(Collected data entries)
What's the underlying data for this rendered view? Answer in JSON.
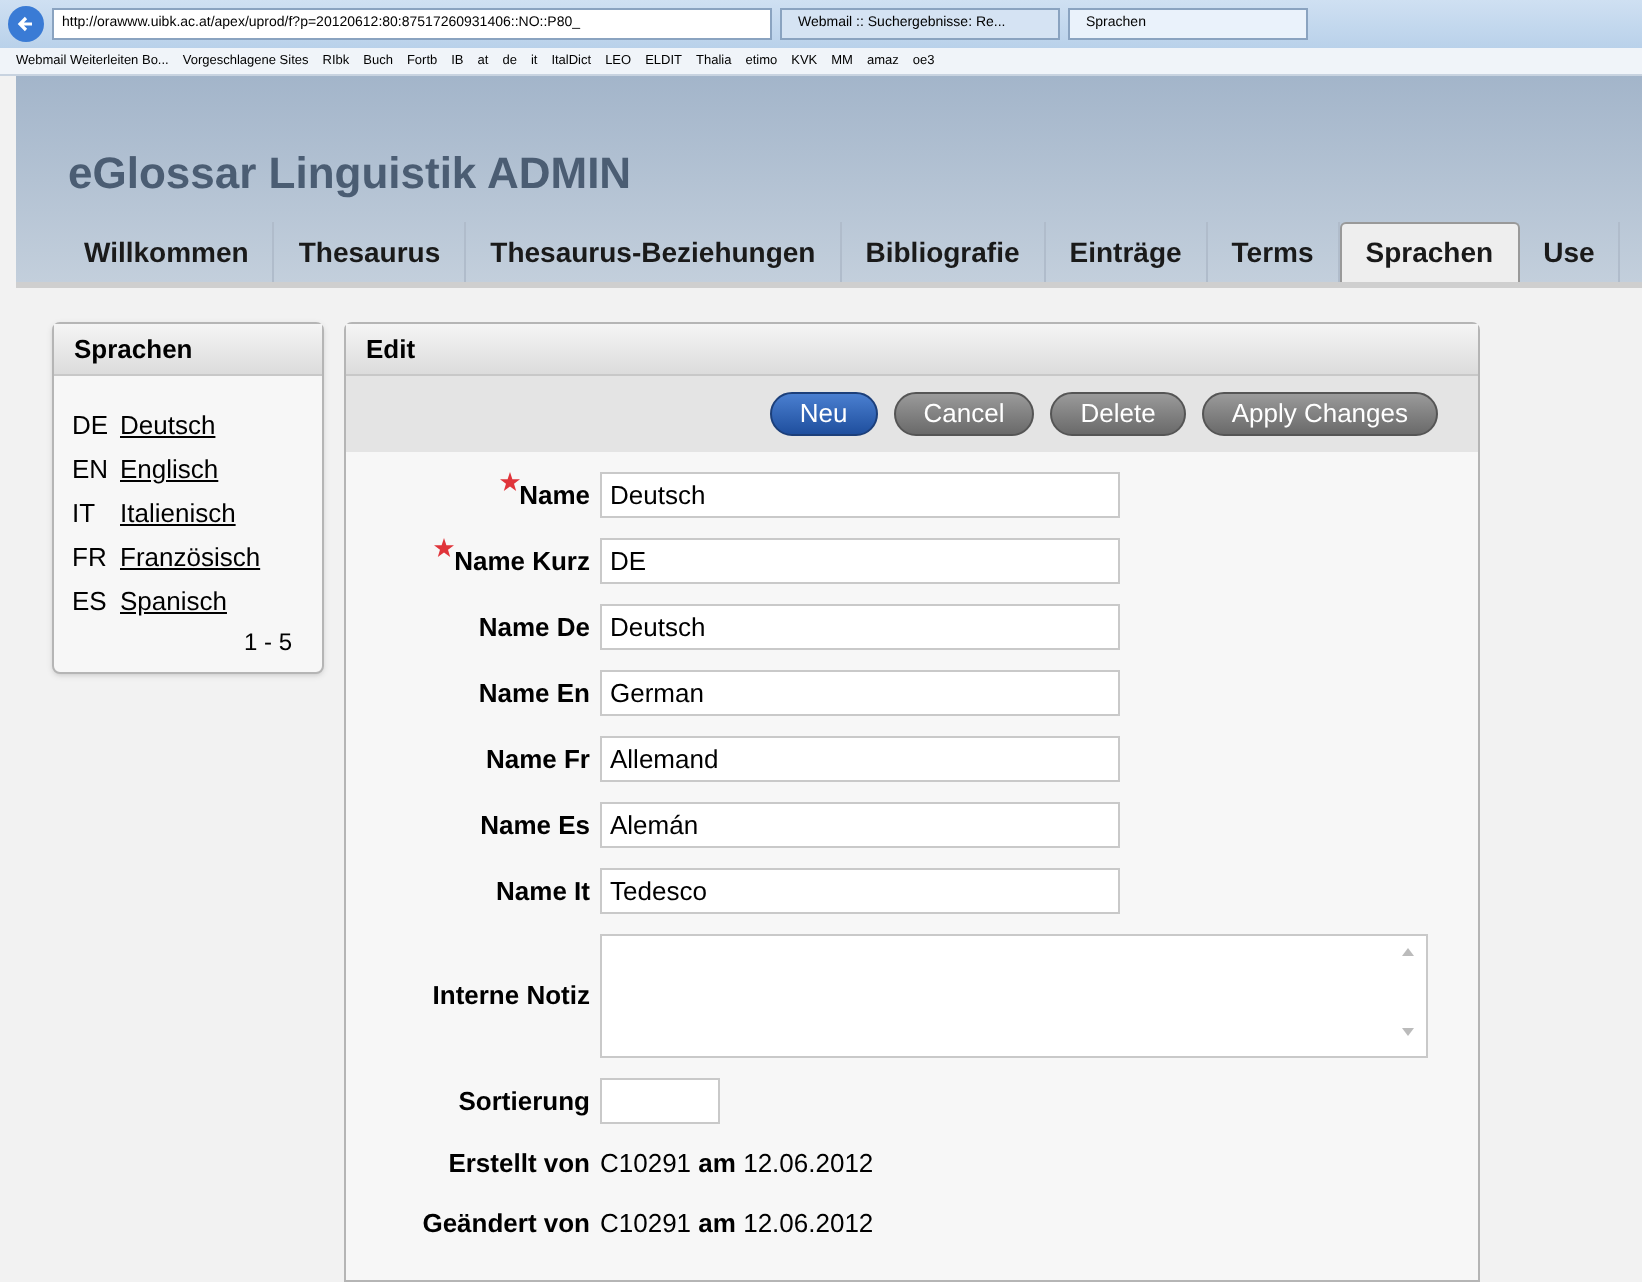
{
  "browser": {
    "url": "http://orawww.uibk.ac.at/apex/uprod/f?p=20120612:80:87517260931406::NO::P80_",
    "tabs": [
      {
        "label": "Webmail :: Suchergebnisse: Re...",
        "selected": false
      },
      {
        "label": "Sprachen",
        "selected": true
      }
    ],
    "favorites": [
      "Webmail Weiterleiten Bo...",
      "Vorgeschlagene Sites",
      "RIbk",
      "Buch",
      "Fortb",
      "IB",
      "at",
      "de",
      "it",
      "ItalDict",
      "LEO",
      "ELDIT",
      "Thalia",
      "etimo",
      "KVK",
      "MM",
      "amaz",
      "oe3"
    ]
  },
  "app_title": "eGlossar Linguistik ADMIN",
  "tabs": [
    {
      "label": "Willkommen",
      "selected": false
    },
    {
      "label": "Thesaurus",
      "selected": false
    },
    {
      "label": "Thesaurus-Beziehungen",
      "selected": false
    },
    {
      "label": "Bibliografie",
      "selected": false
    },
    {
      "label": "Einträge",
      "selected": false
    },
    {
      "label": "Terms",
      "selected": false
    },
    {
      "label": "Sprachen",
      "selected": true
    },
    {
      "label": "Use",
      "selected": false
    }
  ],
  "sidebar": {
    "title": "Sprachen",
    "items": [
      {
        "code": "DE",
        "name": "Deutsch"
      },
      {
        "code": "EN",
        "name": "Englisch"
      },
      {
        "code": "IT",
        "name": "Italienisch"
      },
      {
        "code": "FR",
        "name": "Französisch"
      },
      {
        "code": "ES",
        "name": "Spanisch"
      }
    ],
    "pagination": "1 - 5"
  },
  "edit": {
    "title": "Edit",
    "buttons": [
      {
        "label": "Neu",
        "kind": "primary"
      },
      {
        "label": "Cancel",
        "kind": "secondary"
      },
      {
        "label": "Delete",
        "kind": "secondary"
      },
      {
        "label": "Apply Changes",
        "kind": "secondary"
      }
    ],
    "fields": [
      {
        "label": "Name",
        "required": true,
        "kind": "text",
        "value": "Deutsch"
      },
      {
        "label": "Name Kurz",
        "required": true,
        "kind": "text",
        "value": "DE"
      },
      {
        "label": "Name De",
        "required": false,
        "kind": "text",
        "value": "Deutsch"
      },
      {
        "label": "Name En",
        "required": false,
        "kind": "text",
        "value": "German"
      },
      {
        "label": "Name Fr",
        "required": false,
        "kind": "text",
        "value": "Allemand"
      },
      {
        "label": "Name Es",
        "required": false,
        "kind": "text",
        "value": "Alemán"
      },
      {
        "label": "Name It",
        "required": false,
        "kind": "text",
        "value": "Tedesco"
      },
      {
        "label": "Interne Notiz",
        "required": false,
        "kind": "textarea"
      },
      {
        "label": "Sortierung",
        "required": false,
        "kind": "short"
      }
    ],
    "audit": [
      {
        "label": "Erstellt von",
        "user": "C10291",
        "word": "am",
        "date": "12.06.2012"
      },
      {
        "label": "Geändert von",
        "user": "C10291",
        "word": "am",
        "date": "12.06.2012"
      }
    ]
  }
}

...

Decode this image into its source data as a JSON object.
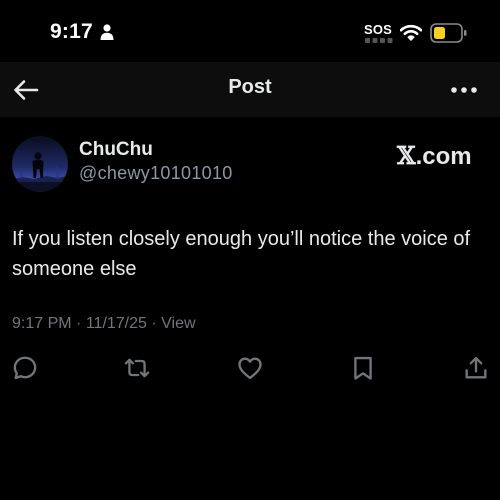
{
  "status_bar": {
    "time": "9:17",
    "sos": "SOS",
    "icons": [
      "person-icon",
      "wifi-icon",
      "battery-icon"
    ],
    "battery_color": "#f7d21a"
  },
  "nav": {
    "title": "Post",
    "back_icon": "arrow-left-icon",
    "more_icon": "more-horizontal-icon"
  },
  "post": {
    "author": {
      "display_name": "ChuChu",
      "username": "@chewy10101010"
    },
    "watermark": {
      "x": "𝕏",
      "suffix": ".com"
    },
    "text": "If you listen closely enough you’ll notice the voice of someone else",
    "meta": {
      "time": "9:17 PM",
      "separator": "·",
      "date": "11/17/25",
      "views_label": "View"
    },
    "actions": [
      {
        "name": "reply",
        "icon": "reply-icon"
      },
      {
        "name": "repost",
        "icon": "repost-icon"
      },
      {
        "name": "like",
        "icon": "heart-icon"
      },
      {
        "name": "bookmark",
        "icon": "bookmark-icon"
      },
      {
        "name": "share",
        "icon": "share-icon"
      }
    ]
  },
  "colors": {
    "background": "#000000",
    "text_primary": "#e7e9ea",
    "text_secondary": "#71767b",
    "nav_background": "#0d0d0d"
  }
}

---

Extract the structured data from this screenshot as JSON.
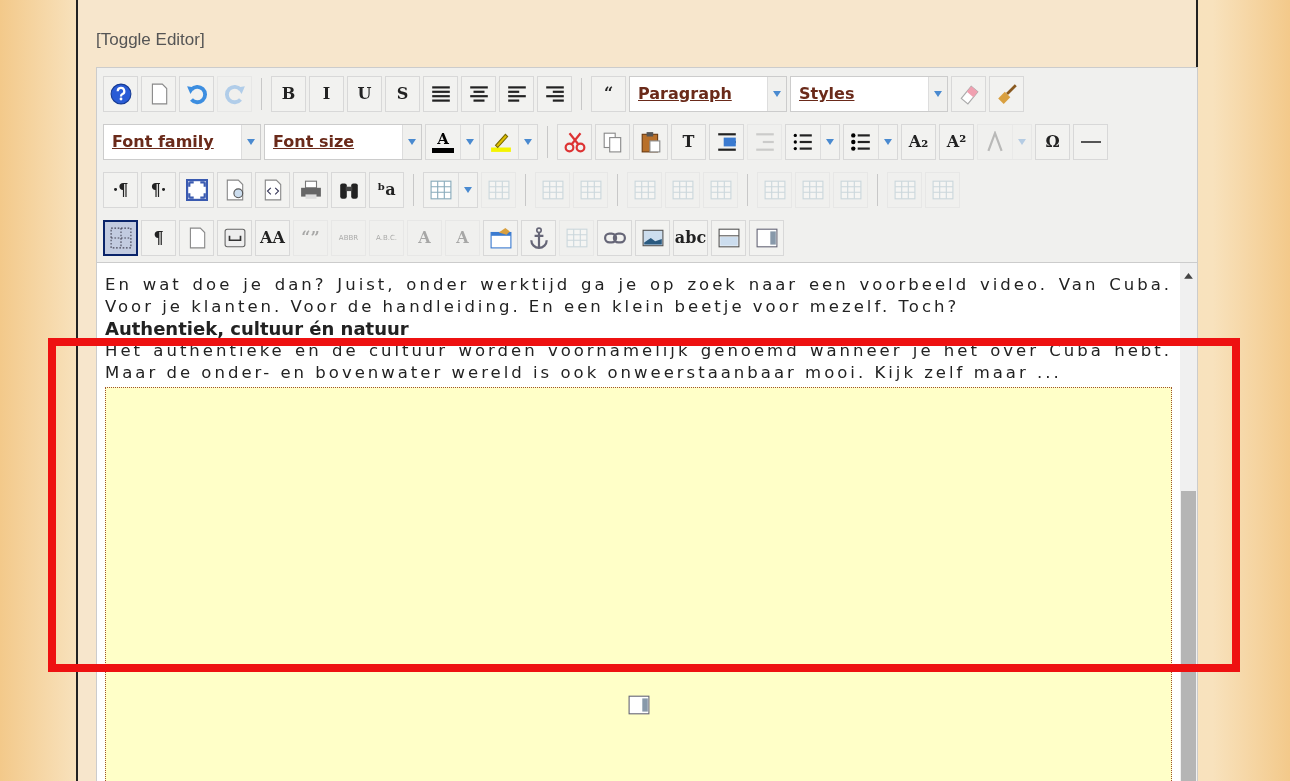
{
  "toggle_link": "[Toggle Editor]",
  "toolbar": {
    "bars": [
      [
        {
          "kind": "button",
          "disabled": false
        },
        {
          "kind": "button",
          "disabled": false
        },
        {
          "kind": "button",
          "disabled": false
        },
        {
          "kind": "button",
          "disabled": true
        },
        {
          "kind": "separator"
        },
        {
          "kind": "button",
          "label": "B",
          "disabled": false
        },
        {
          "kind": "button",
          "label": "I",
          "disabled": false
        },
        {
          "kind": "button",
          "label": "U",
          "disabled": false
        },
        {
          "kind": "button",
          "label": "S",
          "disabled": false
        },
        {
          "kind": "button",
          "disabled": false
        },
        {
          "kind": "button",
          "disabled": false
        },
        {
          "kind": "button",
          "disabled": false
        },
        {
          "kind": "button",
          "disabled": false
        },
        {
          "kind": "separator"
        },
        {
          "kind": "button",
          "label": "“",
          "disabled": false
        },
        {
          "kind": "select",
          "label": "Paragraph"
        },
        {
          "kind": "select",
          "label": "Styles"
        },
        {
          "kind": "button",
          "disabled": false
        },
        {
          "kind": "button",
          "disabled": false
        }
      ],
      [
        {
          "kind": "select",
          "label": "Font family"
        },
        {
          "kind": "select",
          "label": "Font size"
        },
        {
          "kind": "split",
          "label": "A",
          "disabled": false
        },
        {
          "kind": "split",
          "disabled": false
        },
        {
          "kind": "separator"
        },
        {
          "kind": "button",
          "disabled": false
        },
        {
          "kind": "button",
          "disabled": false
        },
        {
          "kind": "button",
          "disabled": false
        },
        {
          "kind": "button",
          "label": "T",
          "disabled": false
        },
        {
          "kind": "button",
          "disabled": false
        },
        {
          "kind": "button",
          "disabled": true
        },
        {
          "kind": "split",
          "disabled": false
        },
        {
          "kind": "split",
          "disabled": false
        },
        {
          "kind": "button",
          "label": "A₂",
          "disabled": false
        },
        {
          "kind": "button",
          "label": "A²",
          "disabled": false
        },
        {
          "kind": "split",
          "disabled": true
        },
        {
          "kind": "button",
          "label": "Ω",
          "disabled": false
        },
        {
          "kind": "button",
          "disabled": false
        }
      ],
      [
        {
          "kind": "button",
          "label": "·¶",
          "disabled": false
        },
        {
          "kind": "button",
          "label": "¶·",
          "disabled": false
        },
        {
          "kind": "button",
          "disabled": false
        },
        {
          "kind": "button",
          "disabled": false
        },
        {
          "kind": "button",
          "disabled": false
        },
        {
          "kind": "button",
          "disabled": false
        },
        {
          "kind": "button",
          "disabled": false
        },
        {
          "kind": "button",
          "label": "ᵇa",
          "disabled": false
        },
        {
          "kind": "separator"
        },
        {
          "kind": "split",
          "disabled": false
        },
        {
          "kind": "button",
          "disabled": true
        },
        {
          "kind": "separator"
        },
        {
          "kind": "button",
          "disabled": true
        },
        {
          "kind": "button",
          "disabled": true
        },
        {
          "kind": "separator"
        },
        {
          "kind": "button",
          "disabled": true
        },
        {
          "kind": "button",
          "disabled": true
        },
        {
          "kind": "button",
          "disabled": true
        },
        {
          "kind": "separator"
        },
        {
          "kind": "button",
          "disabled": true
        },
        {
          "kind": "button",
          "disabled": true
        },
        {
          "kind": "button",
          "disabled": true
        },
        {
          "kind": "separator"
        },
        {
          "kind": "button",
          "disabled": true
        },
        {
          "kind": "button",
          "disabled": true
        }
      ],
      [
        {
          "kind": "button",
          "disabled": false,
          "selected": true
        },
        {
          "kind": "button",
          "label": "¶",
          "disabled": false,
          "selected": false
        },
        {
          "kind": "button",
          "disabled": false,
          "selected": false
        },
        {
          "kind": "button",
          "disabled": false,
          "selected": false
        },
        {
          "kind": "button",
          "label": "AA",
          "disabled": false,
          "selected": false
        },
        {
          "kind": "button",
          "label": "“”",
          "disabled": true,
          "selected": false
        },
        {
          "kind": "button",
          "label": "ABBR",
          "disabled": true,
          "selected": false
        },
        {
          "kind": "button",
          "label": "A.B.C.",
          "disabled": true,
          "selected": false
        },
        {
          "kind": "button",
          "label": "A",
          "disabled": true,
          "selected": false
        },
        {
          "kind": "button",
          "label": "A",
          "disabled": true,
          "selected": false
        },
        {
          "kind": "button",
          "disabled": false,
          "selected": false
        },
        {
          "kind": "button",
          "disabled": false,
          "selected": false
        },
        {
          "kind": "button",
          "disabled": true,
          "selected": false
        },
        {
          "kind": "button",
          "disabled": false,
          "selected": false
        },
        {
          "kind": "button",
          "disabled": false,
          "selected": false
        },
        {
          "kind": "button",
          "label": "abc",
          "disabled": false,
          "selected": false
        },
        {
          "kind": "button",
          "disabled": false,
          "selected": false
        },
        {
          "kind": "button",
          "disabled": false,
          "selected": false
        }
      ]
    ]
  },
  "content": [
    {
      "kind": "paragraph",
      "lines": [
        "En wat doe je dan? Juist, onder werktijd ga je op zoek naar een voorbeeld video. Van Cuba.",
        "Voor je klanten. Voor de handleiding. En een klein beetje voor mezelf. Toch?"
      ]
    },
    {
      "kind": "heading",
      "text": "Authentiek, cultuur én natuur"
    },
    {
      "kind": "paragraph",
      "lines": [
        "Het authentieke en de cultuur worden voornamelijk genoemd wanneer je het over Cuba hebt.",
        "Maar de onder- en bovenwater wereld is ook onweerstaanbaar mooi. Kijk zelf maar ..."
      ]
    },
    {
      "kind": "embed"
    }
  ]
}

◆ **TASK DIRECTIONS**:
Copy each line of the listing that includes "value".

◆ **RESPONSE FOR THIS EXERCISE**:
        "value": "Deutsch"
        "value": "DE"
        "value": "Deutsch"
        "value": "German"
        "value": "Allemand"
        "value": "Alemán"
        "value": "Tedesco"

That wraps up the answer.